### Problem
Repeat every record below exactly as written.

### Provided information
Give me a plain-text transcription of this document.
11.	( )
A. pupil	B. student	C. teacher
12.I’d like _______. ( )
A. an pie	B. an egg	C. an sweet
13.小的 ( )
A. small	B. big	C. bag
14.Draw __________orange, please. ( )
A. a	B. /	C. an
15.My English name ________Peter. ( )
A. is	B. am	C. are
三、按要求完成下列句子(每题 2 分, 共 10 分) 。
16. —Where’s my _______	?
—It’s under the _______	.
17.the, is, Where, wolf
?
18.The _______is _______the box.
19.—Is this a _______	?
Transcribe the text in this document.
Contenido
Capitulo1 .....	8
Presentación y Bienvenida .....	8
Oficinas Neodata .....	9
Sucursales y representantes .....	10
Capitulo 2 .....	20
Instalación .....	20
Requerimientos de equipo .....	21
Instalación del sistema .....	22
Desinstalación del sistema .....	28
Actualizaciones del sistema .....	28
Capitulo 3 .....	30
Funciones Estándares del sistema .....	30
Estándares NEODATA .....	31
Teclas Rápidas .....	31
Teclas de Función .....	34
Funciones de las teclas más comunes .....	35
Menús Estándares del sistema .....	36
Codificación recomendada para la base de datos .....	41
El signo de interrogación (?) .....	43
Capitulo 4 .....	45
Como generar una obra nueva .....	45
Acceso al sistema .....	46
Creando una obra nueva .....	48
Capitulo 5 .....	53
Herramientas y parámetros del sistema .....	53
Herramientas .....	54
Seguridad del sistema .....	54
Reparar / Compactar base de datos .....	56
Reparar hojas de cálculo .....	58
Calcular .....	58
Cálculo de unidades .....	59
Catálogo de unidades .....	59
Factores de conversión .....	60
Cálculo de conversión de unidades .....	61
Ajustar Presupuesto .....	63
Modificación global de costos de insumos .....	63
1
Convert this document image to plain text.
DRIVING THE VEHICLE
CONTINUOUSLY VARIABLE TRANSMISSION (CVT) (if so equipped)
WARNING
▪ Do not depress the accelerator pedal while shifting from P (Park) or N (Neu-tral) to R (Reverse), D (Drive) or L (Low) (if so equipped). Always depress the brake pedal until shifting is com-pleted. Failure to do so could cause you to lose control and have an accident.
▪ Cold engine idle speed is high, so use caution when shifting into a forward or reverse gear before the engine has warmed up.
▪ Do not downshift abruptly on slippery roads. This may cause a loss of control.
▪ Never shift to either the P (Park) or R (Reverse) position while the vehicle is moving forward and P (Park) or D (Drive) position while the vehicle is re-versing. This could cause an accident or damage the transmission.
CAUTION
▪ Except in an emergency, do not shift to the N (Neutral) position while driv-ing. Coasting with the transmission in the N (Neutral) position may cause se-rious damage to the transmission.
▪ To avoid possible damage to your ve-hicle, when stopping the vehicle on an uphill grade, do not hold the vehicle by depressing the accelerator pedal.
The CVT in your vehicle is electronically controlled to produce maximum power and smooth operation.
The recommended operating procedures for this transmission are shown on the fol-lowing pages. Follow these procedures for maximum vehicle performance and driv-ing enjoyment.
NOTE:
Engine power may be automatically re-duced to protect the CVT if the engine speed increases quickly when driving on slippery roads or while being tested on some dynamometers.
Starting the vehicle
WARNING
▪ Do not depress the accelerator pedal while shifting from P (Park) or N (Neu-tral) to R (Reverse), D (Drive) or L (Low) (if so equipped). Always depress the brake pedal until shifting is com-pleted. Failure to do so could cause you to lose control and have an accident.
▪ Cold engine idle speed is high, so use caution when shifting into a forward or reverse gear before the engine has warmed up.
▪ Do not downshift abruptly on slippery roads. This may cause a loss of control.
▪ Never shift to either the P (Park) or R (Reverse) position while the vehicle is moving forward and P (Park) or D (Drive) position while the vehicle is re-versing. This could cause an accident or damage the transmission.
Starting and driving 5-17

### Result
Give me a plain-text transcription of this document.
11.	( )
A. pupil	B. student	C. teacher
12.I’d like _______. ( )
A. an pie	B. an egg	C. an sweet
13.小的 ( )
A. small	B. big	C. bag
14.Draw __________orange, please. ( )
A. a	B. /	C. an
15.My English name ________Peter. ( )
A. is	B. am	C. are
三、按要求完成下列句子(每题 2 分, 共 10 分) 。
16. —Where’s my _______	?
—It’s under the _______	.
17.the, is, Where, wolf
?
18.The _______is _______the box.
19.—Is this a _______	?
Transcribe the text in this document.
Contenido
Capitulo1 .....	8
Presentación y Bienvenida .....	8
Oficinas Neodata .....	9
Sucursales y representantes .....	10
Capitulo 2 .....	20
Instalación .....	20
Requerimientos de equipo .....	21
Instalación del sistema .....	22
Desinstalación del sistema .....	28
Actualizaciones del sistema .....	28
Capitulo 3 .....	30
Funciones Estándares del sistema .....	30
Estándares NEODATA .....	31
Teclas Rápidas .....	31
Teclas de Función .....	34
Funciones de las teclas más comunes .....	35
Menús Estándares del sistema .....	36
Codificación recomendada para la base de datos .....	41
El signo de interrogación (?) .....	43
Capitulo 4 .....	45
Como generar una obra nueva .....	45
Acceso al sistema .....	46
Creando una obra nueva .....	48
Capitulo 5 .....	53
Herramientas y parámetros del sistema .....	53
Herramientas .....	54
Seguridad del sistema .....	54
Reparar / Compactar base de datos .....	56
Reparar hojas de cálculo .....	58
Calcular .....	58
Cálculo de unidades .....	59
Catálogo de unidades .....	59
Factores de conversión .....	60
Cálculo de conversión de unidades .....	61
Ajustar Presupuesto .....	63
Modificación global de costos de insumos .....	63
1
Convert this document image to plain text.
DRIVING THE VEHICLE
CONTINUOUSLY VARIABLE TRANSMISSION (CVT) (if so equipped)
WARNING
▪ Do not depress the accelerator pedal while shifting from P (Park) or N (Neu-tral) to R (Reverse), D (Drive) or L (Low) (if so equipped). Always depress the brake pedal until shifting is com-pleted. Failure to do so could cause you to lose control and have an accident.
▪ Cold engine idle speed is high, so use caution when shifting into a forward or reverse gear before the engine has warmed up.
▪ Do not downshift abruptly on slippery roads. This may cause a loss of control.
▪ Never shift to either the P (Park) or R (Reverse) position while the vehicle is moving forward and P (Park) or D (Drive) position while the vehicle is re-versing. This could cause an accident or damage the transmission.
CAUTION
▪ Except in an emergency, do not shift to the N (Neutral) position while driv-ing. Coasting with the transmission in the N (Neutral) position may cause se-rious damage to the transmission.
▪ To avoid possible damage to your ve-hicle, when stopping the vehicle on an uphill grade, do not hold the vehicle by depressing the accelerator pedal.
The CVT in your vehicle is electronically controlled to produce maximum power and smooth operation.
The recommended operating procedures for this transmission are shown on the fol-lowing pages. Follow these procedures for maximum vehicle performance and driv-ing enjoyment.
NOTE:
Engine power may be automatically re-duced to protect the CVT if the engine speed increases quickly when driving on slippery roads or while being tested on some dynamometers.
Starting the vehicle
WARNING
▪ Do not depress the accelerator pedal while shifting from P (Park) or N (Neu-tral) to R (Reverse), D (Drive) or L (Low) (if so equipped). Always depress the brake pedal until shifting is com-pleted. Failure to do so could cause you to lose control and have an accident.
▪ Cold engine idle speed is high, so use caution when shifting into a forward or reverse gear before the engine has warmed up.
▪ Do not downshift abruptly on slippery roads. This may cause a loss of control.
▪ Never shift to either the P (Park) or R (Reverse) position while the vehicle is moving forward and P (Park) or D (Drive) position while the vehicle is re-versing. This could cause an accident or damage the transmission.
Starting and driving 5-17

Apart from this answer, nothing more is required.